__Objective__:
Lift every line from the entries that includes the word "balance".

####

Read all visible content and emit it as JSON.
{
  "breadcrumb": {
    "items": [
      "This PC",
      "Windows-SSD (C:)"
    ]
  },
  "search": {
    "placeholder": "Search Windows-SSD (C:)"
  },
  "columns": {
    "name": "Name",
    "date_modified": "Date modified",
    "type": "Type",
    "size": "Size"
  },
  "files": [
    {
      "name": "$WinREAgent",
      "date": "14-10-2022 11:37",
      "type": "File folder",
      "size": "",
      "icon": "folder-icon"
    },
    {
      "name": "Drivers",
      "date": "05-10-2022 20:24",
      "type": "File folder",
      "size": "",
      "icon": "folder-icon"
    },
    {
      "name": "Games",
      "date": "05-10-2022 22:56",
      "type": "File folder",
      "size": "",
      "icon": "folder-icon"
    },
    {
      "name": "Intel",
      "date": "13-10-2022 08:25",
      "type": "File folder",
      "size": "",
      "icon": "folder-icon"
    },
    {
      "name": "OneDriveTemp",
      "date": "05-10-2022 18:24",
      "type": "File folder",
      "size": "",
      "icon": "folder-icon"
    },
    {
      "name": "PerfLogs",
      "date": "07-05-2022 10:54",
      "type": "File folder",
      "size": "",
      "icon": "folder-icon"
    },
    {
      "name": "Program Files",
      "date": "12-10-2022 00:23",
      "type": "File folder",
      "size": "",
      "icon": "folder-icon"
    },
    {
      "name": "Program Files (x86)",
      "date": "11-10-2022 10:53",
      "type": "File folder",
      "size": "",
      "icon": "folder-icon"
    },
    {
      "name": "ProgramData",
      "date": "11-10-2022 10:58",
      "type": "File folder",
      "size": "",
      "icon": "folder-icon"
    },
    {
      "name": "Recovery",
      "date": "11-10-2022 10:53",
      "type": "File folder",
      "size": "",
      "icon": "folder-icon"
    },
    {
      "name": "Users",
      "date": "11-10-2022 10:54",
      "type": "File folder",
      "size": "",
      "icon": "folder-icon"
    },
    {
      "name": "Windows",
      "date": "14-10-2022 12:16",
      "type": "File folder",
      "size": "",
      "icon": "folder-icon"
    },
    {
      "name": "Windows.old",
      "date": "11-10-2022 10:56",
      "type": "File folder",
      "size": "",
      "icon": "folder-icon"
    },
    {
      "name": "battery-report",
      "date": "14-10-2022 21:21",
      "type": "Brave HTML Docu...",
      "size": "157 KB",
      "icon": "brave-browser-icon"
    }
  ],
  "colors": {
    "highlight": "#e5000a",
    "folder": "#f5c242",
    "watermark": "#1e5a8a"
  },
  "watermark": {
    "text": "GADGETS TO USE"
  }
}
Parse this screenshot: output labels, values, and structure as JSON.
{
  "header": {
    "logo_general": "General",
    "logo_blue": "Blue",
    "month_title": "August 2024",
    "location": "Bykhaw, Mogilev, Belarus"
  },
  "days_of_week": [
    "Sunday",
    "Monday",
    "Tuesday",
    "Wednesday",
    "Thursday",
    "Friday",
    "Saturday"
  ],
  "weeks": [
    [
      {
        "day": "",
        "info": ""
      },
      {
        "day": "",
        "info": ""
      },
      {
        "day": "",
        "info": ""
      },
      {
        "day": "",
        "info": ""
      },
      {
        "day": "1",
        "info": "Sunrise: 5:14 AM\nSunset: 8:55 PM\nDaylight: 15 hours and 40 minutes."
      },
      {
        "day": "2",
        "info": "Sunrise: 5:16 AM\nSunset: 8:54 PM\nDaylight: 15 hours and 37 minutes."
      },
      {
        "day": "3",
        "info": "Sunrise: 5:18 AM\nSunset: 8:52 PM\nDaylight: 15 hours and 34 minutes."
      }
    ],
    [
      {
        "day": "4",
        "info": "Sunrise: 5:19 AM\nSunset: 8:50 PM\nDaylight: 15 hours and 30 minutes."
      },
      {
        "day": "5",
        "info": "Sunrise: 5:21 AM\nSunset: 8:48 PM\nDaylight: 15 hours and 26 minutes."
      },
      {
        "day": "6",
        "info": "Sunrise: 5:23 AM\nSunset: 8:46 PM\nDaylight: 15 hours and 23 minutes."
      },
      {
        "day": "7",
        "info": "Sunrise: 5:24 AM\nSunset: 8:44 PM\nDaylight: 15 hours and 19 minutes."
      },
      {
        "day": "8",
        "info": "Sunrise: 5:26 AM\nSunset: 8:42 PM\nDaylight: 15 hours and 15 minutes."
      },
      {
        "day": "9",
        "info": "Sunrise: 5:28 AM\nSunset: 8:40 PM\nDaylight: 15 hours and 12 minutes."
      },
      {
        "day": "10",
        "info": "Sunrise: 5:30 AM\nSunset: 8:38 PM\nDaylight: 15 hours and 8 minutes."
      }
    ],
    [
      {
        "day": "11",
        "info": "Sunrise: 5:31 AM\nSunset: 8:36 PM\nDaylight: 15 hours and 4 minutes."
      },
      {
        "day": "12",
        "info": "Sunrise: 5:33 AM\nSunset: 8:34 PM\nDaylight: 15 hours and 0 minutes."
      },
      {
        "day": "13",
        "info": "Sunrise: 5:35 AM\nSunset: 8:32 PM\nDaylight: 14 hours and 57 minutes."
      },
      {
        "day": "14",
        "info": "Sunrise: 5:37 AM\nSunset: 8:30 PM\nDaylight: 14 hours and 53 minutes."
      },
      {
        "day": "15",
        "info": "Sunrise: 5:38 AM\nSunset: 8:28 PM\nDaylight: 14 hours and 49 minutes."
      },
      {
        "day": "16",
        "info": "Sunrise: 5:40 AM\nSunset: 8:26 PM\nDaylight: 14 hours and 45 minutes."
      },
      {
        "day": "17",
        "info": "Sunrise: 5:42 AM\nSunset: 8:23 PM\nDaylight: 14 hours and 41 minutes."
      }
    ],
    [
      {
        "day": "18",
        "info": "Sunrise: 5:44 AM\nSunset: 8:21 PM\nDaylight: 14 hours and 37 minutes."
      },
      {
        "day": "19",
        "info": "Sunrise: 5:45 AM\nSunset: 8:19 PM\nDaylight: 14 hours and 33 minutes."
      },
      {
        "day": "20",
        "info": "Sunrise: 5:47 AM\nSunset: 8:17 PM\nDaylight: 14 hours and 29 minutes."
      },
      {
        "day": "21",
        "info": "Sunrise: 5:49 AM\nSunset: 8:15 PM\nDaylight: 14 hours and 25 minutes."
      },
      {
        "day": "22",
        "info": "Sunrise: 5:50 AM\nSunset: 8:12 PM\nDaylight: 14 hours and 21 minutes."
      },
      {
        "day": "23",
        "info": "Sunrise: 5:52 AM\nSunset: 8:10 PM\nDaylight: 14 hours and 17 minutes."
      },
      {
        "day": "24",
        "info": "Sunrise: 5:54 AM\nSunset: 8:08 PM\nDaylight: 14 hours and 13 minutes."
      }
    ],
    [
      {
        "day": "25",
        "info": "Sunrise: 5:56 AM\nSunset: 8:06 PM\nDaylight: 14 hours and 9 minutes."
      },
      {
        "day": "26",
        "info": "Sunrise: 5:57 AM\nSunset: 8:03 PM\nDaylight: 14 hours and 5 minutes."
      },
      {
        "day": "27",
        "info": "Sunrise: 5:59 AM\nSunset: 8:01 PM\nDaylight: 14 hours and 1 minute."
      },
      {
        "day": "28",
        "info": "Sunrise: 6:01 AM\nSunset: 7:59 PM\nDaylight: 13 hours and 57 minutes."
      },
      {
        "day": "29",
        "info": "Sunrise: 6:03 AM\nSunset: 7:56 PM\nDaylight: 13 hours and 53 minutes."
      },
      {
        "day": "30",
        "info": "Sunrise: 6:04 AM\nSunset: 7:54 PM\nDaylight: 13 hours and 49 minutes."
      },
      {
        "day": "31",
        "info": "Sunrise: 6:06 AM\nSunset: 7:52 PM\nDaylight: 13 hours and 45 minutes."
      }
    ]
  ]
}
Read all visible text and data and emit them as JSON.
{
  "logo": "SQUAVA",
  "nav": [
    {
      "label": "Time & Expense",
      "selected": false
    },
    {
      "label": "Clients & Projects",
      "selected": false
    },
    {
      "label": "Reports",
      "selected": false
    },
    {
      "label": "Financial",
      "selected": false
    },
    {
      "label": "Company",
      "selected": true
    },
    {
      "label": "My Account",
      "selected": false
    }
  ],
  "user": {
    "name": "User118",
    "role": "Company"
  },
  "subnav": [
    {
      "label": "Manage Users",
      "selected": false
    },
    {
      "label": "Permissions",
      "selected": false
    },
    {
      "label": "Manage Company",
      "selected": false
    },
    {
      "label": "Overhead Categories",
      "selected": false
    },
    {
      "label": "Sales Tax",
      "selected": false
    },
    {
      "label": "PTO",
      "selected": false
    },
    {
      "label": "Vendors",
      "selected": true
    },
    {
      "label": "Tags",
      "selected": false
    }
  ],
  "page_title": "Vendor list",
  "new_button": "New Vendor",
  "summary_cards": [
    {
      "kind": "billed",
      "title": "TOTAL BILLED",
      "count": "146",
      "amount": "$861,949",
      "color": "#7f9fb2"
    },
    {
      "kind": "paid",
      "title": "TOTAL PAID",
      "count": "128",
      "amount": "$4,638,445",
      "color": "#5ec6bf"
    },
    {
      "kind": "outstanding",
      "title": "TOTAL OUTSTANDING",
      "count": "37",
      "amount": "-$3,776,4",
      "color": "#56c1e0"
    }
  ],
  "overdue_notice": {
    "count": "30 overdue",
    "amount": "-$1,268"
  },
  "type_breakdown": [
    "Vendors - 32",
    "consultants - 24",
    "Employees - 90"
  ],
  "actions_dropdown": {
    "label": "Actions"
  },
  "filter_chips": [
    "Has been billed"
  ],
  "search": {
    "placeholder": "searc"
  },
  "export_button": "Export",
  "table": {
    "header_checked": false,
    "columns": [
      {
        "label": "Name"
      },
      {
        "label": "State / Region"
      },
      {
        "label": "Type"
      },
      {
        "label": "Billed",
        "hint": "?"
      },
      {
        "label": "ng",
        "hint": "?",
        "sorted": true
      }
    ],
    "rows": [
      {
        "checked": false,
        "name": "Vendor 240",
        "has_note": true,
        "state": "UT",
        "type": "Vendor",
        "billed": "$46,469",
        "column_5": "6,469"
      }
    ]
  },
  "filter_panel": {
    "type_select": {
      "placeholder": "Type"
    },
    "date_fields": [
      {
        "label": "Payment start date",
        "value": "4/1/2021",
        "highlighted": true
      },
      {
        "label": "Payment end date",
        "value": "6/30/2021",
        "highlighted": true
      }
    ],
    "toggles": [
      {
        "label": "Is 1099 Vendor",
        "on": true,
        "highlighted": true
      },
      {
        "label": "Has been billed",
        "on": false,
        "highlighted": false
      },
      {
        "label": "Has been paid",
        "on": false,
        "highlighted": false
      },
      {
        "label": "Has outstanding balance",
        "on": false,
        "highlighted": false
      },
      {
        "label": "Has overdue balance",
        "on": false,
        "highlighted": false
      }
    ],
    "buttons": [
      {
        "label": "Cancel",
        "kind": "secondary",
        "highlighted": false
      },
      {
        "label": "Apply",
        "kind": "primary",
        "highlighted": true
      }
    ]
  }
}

####

__Correct output__:
        "label": "Has outstanding balance",
        "label": "Has overdue balance",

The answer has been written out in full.